## [PROBLEM TO WORK ON]
All of the entries need to be written out again, exactly as they are.

## [RECORDS]
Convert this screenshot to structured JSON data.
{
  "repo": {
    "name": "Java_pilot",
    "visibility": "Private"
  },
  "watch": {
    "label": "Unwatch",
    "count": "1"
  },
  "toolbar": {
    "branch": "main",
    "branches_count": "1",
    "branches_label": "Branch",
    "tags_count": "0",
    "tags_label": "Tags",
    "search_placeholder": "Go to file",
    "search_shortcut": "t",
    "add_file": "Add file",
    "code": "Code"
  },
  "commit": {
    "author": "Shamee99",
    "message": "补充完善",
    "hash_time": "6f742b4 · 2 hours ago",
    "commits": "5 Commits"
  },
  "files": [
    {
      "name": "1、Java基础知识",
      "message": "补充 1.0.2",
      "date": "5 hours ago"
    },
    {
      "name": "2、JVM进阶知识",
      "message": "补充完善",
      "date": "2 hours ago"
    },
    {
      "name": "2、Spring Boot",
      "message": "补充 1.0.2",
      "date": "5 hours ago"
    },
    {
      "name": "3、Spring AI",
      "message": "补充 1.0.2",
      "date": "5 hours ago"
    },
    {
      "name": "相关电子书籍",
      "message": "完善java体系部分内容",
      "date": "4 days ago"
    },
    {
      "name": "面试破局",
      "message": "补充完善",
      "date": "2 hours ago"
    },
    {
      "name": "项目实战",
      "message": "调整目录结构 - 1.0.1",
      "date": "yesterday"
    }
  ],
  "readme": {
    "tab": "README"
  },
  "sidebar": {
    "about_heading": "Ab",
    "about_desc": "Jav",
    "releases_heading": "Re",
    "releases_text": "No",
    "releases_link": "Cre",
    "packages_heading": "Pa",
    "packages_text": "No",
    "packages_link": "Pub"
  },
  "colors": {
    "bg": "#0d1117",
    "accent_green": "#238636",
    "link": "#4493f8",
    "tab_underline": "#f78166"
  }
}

## [FINAL RESULT]
Convert this screenshot to structured JSON data.
{
  "repo": {
    "name": "Java_pilot",
    "visibility": "Private"
  },
  "watch": {
    "label": "Unwatch",
    "count": "1"
  },
  "toolbar": {
    "branch": "main",
    "branches_count": "1",
    "branches_label": "Branch",
    "tags_count": "0",
    "tags_label": "Tags",
    "search_placeholder": "Go to file",
    "search_shortcut": "t",
    "add_file": "Add file",
    "code": "Code"
  },
  "commit": {
    "author": "Shamee99",
    "message": "补充完善",
    "hash_time": "6f742b4 · 2 hours ago",
    "commits": "5 Commits"
  },
  "files": [
    {
      "name": "1、Java基础知识",
      "message": "补充 1.0.2",
      "date": "5 hours ago"
    },
    {
      "name": "2、JVM进阶知识",
      "message": "补充完善",
      "date": "2 hours ago"
    },
    {
      "name": "2、Spring Boot",
      "message": "补充 1.0.2",
      "date": "5 hours ago"
    },
    {
      "name": "3、Spring AI",
      "message": "补充 1.0.2",
      "date": "5 hours ago"
    },
    {
      "name": "相关电子书籍",
      "message": "完善java体系部分内容",
      "date": "4 days ago"
    },
    {
      "name": "面试破局",
      "message": "补充完善",
      "date": "2 hours ago"
    },
    {
      "name": "项目实战",
      "message": "调整目录结构 - 1.0.1",
      "date": "yesterday"
    }
  ],
  "readme": {
    "tab": "README"
  },
  "sidebar": {
    "about_heading": "Ab",
    "about_desc": "Jav",
    "releases_heading": "Re",
    "releases_text": "No",
    "releases_link": "Cre",
    "packages_heading": "Pa",
    "packages_text": "No",
    "packages_link": "Pub"
  },
  "colors": {
    "bg": "#0d1117",
    "accent_green": "#238636",
    "link": "#4493f8",
    "tab_underline": "#f78166"
  }
}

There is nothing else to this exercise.